Copy each line exactly. Drop every picture.

::: Input for this task :::

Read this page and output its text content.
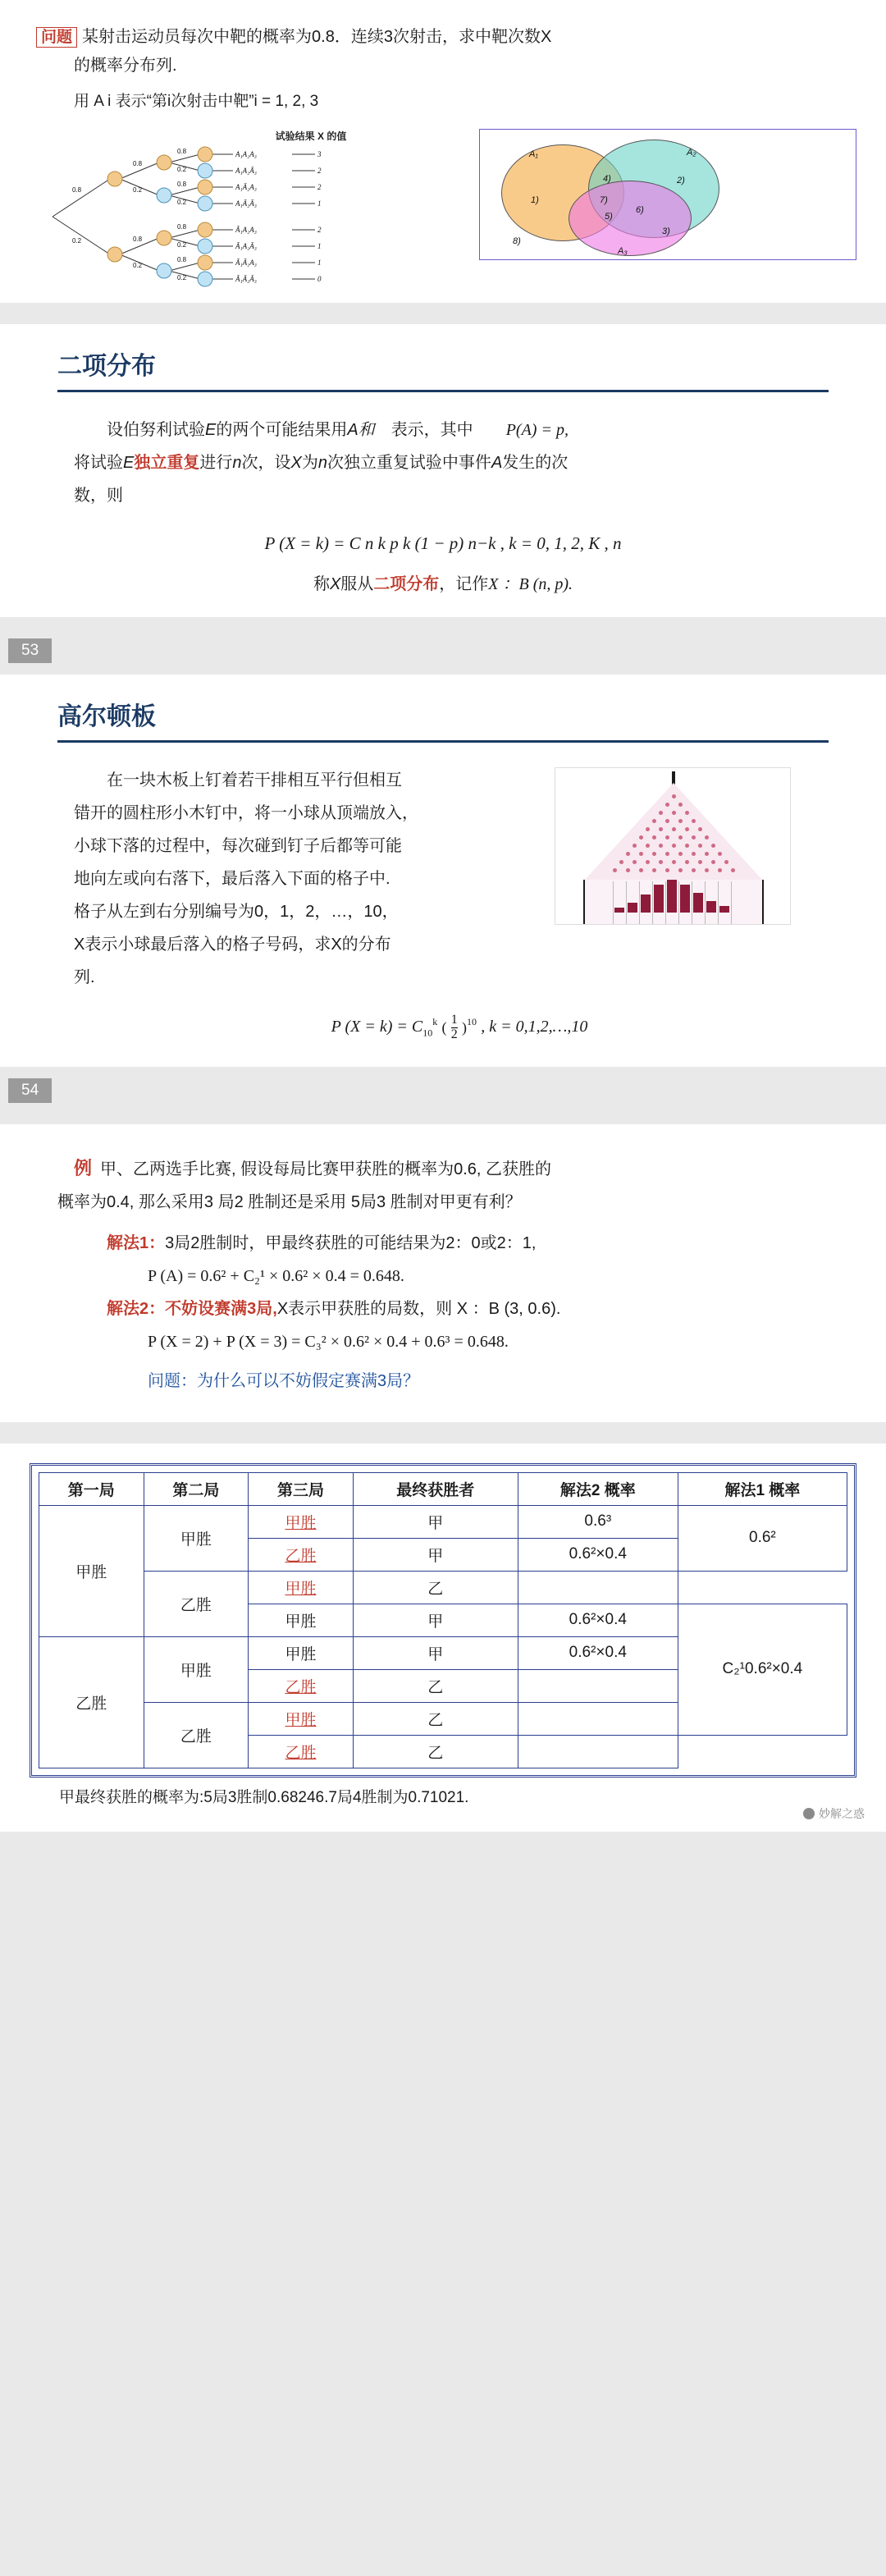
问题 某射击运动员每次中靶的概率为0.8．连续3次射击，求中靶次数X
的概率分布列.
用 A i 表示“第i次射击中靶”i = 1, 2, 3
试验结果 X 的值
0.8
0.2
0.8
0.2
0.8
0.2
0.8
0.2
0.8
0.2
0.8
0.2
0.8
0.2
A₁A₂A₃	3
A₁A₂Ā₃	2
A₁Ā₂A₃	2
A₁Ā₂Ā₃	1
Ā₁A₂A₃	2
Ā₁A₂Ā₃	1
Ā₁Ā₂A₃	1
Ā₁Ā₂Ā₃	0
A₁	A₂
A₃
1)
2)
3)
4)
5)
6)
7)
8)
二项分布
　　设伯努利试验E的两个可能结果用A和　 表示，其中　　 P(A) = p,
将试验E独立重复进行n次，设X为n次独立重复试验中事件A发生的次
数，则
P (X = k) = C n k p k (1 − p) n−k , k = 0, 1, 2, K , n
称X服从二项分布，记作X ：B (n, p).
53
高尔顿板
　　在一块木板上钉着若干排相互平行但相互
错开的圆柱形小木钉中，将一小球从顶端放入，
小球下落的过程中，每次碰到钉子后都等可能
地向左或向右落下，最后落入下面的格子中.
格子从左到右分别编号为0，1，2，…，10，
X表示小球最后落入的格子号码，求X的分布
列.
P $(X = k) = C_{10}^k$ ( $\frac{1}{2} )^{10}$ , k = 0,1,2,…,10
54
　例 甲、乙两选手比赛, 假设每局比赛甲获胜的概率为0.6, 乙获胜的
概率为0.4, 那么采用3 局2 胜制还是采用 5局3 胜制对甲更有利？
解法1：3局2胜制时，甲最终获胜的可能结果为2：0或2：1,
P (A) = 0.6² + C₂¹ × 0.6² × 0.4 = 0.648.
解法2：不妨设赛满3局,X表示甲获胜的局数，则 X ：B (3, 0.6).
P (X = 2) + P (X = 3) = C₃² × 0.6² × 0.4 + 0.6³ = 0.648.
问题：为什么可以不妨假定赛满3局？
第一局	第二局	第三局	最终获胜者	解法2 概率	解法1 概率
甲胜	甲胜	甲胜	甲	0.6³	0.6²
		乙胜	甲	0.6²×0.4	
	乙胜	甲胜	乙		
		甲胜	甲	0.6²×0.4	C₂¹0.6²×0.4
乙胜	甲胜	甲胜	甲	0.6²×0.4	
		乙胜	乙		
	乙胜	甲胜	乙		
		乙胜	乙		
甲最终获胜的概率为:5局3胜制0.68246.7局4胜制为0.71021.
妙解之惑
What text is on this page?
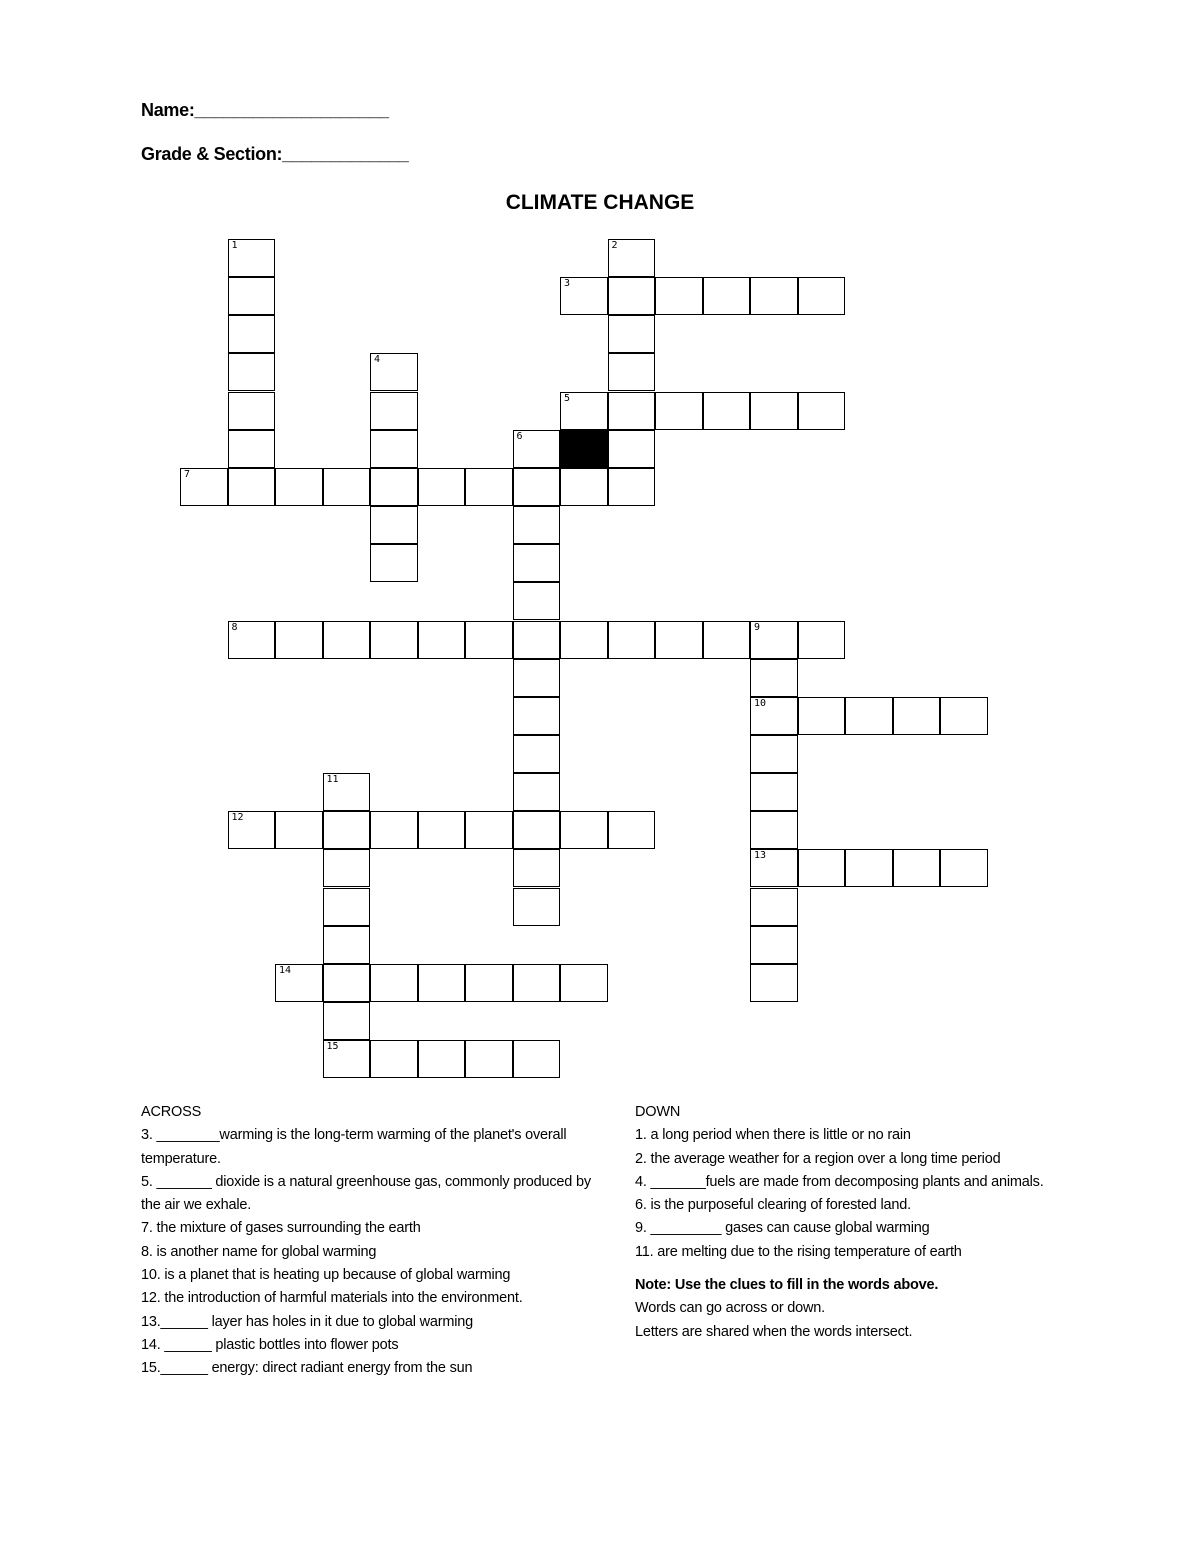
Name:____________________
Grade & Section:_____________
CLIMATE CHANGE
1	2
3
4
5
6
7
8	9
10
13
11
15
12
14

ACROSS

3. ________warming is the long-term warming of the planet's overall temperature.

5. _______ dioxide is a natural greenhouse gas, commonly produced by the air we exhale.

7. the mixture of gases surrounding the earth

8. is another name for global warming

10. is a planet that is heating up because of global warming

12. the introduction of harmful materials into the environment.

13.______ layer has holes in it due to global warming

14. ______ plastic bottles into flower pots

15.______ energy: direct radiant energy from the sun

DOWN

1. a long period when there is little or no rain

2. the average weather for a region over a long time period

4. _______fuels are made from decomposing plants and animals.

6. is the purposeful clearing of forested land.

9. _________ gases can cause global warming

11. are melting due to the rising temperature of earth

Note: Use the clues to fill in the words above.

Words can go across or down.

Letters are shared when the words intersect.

:::

Solution to this problem:
Read this page and output its text content.
问题 某射击运动员每次中靶的概率为0.8．连续3次射击，求中靶次数X
的概率分布列.
用 A i 表示“第i次射击中靶”i = 1, 2, 3
试验结果 X 的值
0.8
0.2
0.8
0.2
0.8
0.2
0.8
0.2
0.8
0.2
0.8
0.2
0.8
0.2
A₁A₂A₃	3
A₁A₂Ā₃	2
A₁Ā₂A₃	2
A₁Ā₂Ā₃	1
Ā₁A₂A₃	2
Ā₁A₂Ā₃	1
Ā₁Ā₂A₃	1
Ā₁Ā₂Ā₃	0
A₁	A₂
A₃
1)
2)
3)
4)
5)
6)
7)
8)
二项分布
　　设伯努利试验E的两个可能结果用A和　 表示，其中　　 P(A) = p,
将试验E独立重复进行n次，设X为n次独立重复试验中事件A发生的次
数，则
P (X = k) = C n k p k (1 − p) n−k , k = 0, 1, 2, K , n
称X服从二项分布，记作X ：B (n, p).
53
高尔顿板
　　在一块木板上钉着若干排相互平行但相互
错开的圆柱形小木钉中，将一小球从顶端放入，
小球下落的过程中，每次碰到钉子后都等可能
地向左或向右落下，最后落入下面的格子中.
格子从左到右分别编号为0，1，2，…，10，
X表示小球最后落入的格子号码，求X的分布
列.
P $(X = k) = C_{10}^k$ ( $\frac{1}{2} )^{10}$ , k = 0,1,2,…,10
54
　例 甲、乙两选手比赛, 假设每局比赛甲获胜的概率为0.6, 乙获胜的
概率为0.4, 那么采用3 局2 胜制还是采用 5局3 胜制对甲更有利？
解法1：3局2胜制时，甲最终获胜的可能结果为2：0或2：1,
P (A) = 0.6² + C₂¹ × 0.6² × 0.4 = 0.648.
解法2：不妨设赛满3局,X表示甲获胜的局数，则 X ：B (3, 0.6).
P (X = 2) + P (X = 3) = C₃² × 0.6² × 0.4 + 0.6³ = 0.648.
问题：为什么可以不妨假定赛满3局？
第一局	第二局	第三局	最终获胜者	解法2 概率	解法1 概率
甲胜	甲胜	甲胜	甲	0.6³	0.6²
		乙胜	甲	0.6²×0.4	
	乙胜	甲胜	乙		
		甲胜	甲	0.6²×0.4	C₂¹0.6²×0.4
乙胜	甲胜	甲胜	甲	0.6²×0.4	
		乙胜	乙		
	乙胜	甲胜	乙		
		乙胜	乙		
甲最终获胜的概率为:5局3胜制0.68246.7局4胜制为0.71021.
妙解之惑
What text is on this page?
Name:____________________
Grade & Section:_____________
CLIMATE CHANGE
1	2
3
4
5
6
7
8	9
10
13
11
15
12
14

ACROSS

3. ________warming is the long-term warming of the planet's overall temperature.

5. _______ dioxide is a natural greenhouse gas, commonly produced by the air we exhale.

7. the mixture of gases surrounding the earth

8. is another name for global warming

10. is a planet that is heating up because of global warming

12. the introduction of harmful materials into the environment.

13.______ layer has holes in it due to global warming

14. ______ plastic bottles into flower pots

15.______ energy: direct radiant energy from the sun

DOWN

1. a long period when there is little or no rain

2. the average weather for a region over a long time period

4. _______fuels are made from decomposing plants and animals.

6. is the purposeful clearing of forested land.

9. _________ gases can cause global warming

11. are melting due to the rising temperature of earth

Note: Use the clues to fill in the words above.

Words can go across or down.

Letters are shared when the words intersect.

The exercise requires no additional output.